***** BLOK TEKSTU

Aktualności
|
|
Informacje
Numery
Numer 07/2008
Tatarski piasek
|
|
Autor: opr. red.
|
Data publikacji: 07.07.2008 23:25
|
Szyby naftowe na stałe wpisały się już w krajobraz Tatarstanu. Trudno się dziwić: bogate – szacowane na 7 mld baryłek – złoża pod względem wielkości porównywalne do zasobów z Azerbejdżanu w pełni to uzasadniają. O ile w najbliższej przyszłości ta część Nadwołżańskiego Okręgu Federalnego dalej kojarzona będzie z ropą, niekoniecznie jednak zadecydują nowe odwierty.
|
Tatnieft – lokalny koncern naftowy – wystąpił w końcu 2007 roku z prośbą o objęcie go ulgą podatkową na pozyskanie surowca z piasków bitumicznych. Uzasadnił to wyższymi, niż w przypadku tradycyjnych sposobów, kosztami produkcji.
Rosyjski fiskus pobiera bowiem stałą opłatę od wydobytej tony ropy tzw. NDPI (Nałog na Dobyciu Poleznych Iskopajemych – podatek od wydobycia surowców użytkowych), a zastosowanie tu obowiązujących taryf uczyniłoby przedsięwzięcie mało rentownym. W Kanadzie posiadającej pokaźne złoża bitumów naftowych podobne programy wsparcia państwa dla podmiotów gospodarczych parających się taką działalnością funkcjonują już od kilku lat i świetnie się sprawdzają, choć faktycznie opłacalne dla tamtejszych warunków powinny być dopiero po przekroczeniu 50 USD za cenę baryłki ropy, czyli nie wcześniej w drugiej połowie 2004 roku. Na dobrą sprawę, biorąc pod uwagę wyłącznie rachunek ekonomiczny, nie miały większej racji bytu, tymczasem Shell, będąc prekursorem odzyskiwania ropy z bitumów, czerpał pełnymi garściami płynące stąd zyski. Wniosek Tatniefti nie wydaje się w tym kontekście niczym nadzwyczajnym, ale tylko z pozoru, bo to właśnie Shell jest współudziałowcem całego przedsięwzięcia.

**********
***** ZEBRANE DANE

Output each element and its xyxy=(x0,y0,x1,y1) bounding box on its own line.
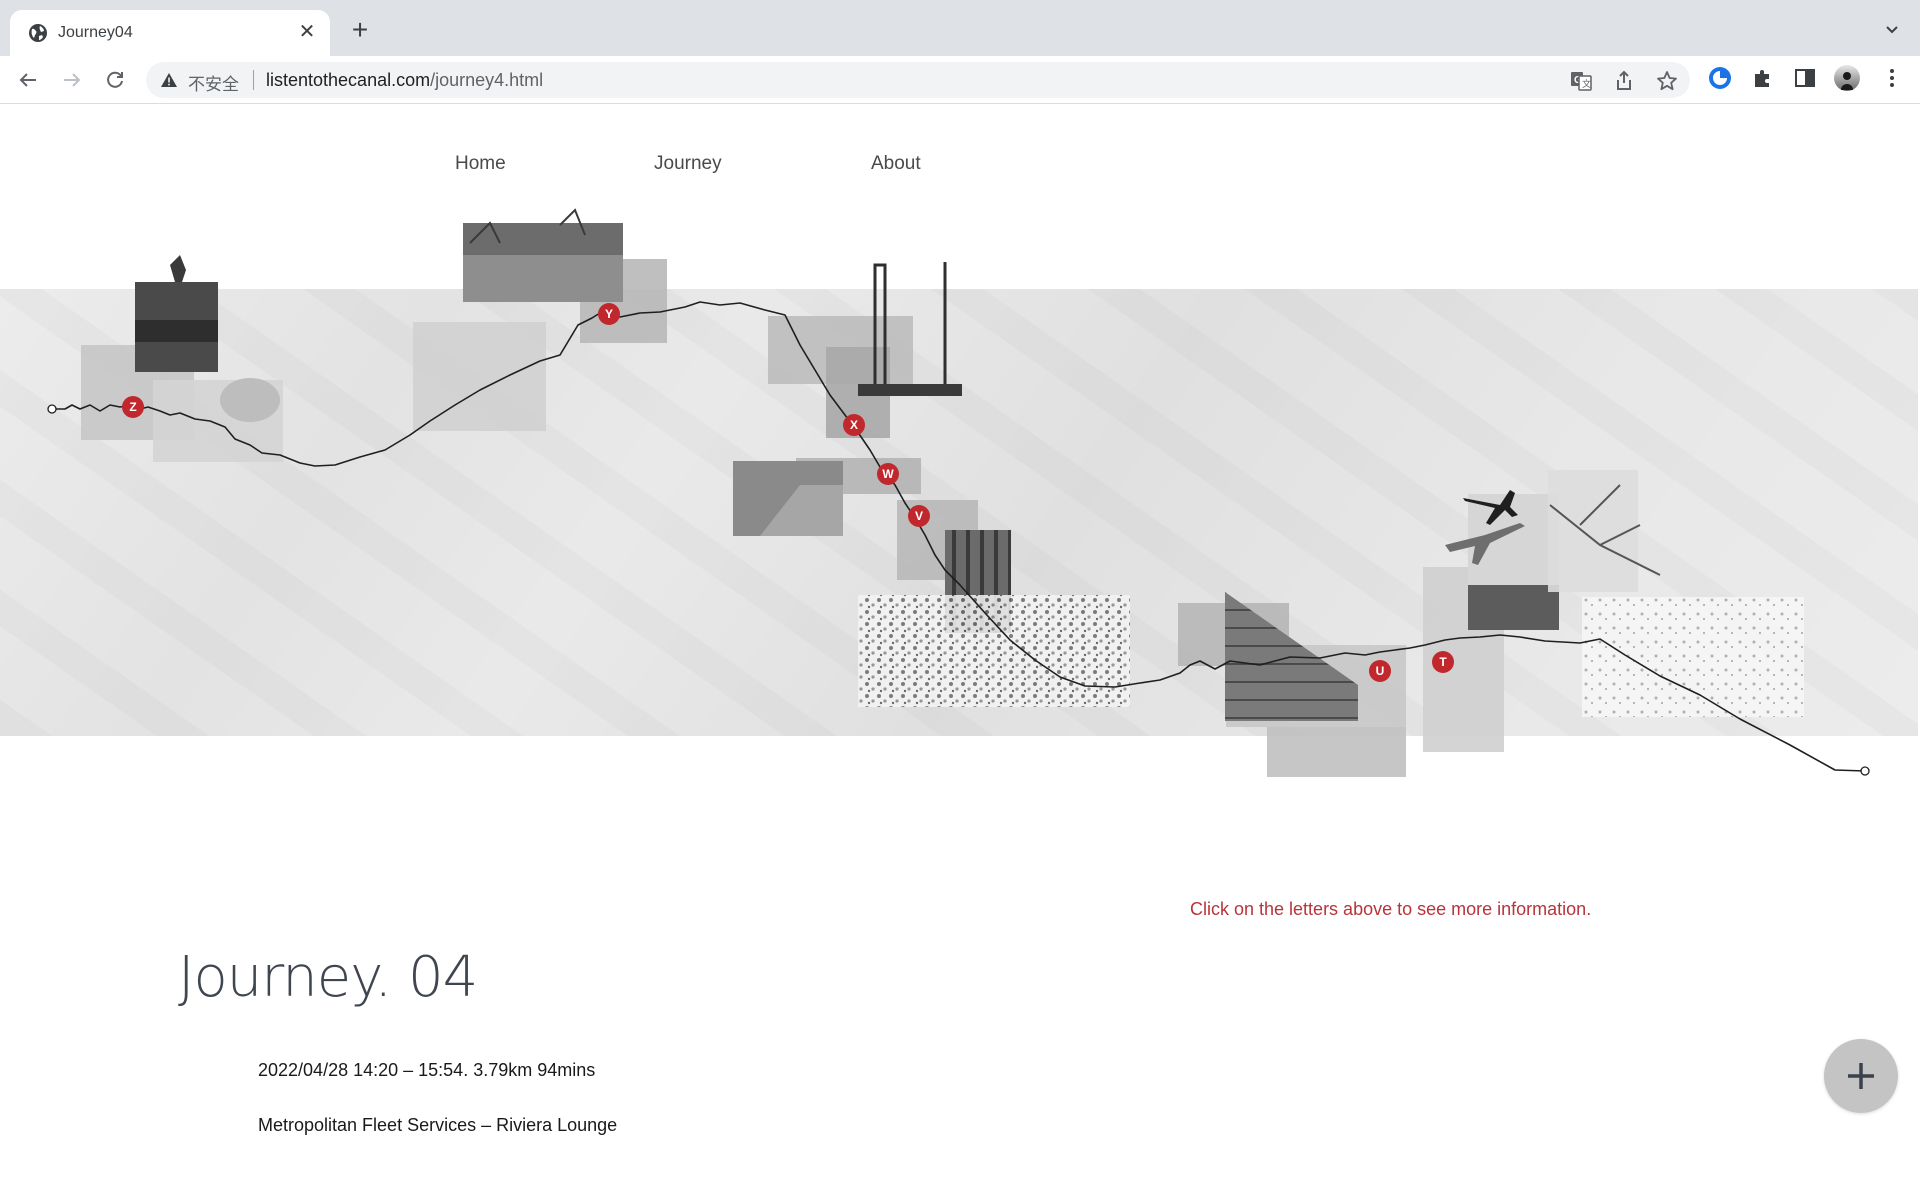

**********

> _ZADANIA DO WYKONANIA_:
1 – Proszę krócej przepisać akapit tekstu o Tatarstanie zaczynający się od słów „Szyby naftowe na stałe”, zachowując jego najważniejsze fakty.
2 – Oceń, czy poniższe stwierdzenia zgadzają się z tekstem o Tatarstanie. Przy każdym odpowiedz „tak” lub „nie” i przytocz rozstrzygające słowa tekstu.
(a) Tatnieft wystąpił o ulgę podatkową w końcu 2007 roku.
(b) NDPI to opłata pobierana od każdej wydobytej baryłki ropy.
(c) Shell jest współudziałowcem przedsięwzięcia Tatniefti.
3 – Dopisz dalszy ciąg tekstu o Tatarstanie, zaczynając po jego ostatnim zdaniu.
Wiersze pochodzą z innego źródła niż tekst o Tatarstanie.

> _WYNIKI PO KOLEI_:
1 – Szyby naftowe są stałym elementem krajobrazu Tatarstanu. Uzasadniają to złoża szacowane na 7 mld baryłek, porównywalne z zasobami Azerbejdżanu. W najbliższej przyszłości region nadal będzie kojarzony z ropą, choć niekoniecznie zadecydują o tym nowe odwierty.

2 –
(a) Tak: „wystąpił w końcu 2007 roku z prośbą o objęcie go ulgą podatkową”.
(b) Nie: „pobiera bowiem stałą opłatę od wydobytej tony ropy”.
(c) Tak: „to właśnie Shell jest współudziałowcem całego przedsięwzięcia”.

3 –
Bitumiczno węglowodorowe bogactwo Tatarstanu nie dorównuje zasobnością swym północno-amerykańskim odpowiednikom. Według danych Służby Geologicznej USA miejscowe zasoby węglowodorów zawartych w łupkach bitumicznych wynoszą 285 mld ton, podczas gdy w Tatarstanie najbardziej optymistyczne szacunki wskazują na 7 mld ton. Biorąc pod uwagę obszar, koncentracja ich jest znacznie większa, co ma niebagatelny wpływ na koszt eksploatacji. Na dzień dzisiejszy udokumentowanych jest 450 złóż. Pokaźna część tych zasobów znajduje się jednak poza zasięgiem Tatniefti. W przynależnej kompanii strefie działania, gdzie posiada koncesję, znajduje się jedynie ok. 150. Kilkanaście z nich już gotowych jest do przemysłowej eksploatacji. One też pójdą na pierwszy ogień wspólnych działań Tatniefti i Shella.
Tatnieft może jednak napotkać spore przeszkody w swych staraniach o ulgi podatkowe. Przedstawiciele rosyjskiego fiskusa podchodzą do całej sprawy z dystansem, sarkastycznie sugerując, iż trudno dostrzec komercyjny sens w inwestycji, jeśli ma ona być opłacalna wyłącznie wtedy, gdy państwo roztoczy nad nią swą opiekę.
Niemniej Tatnieft ma wiele atutów, aby dopiąć swego. Dotąd na terenie Federacji Rosyjskiej tego typu ropa nie podlegała opodatkowaniu NDPI, bo też, jak argumentują osoby związane z Tatnieftią, nie można żądać opłat od wydobycia, które – zgodnie ze stanem faktycznym – jest tylko częścią procesu jej pozyskiwania. Najpierw musi być odpowiednio podgrzana. Najprościej rzecz ujmując, wierci się w tym celu nie jeden lecz dwa szyby. Pierwszym wtłaczana jest gorąca para podgrzewająca pokłady nasączonego naftą złoża piaskowego, natomiast drugim pompuje się już ciepłą ropę.
Technologia jest znacznie bardziej skomplikowana i przede wszystkim energochłonna, a zatem także i kosztowna. Stąd też nie sposób jej zestawiać z konwencjonalnymi sposobami z płynnych złóż i traktować tą samą miarą. Nie powinna być nawet porównywana do metody stosowanej przez Shella w Kanadzie, gdzie nasączony naftą piasek zalega na powierzchni. Stąd też wspomniana uwaga ze strony organów skarbowych jest całkowicie niezasadna i świadczy jedynie o zachłanności aparatu fiskalnego. Nie ma bowiem mowy o uprzywilejowanej pozycji Shella wobec innych podmiotów zagranicznych działających na terenie Federacji Rosyjskiej, czy też Tatniefti - w stosunku do pozostałych firm branżowych, co w istocie rzeczy byłoby z gruntu niesprawiedliwe.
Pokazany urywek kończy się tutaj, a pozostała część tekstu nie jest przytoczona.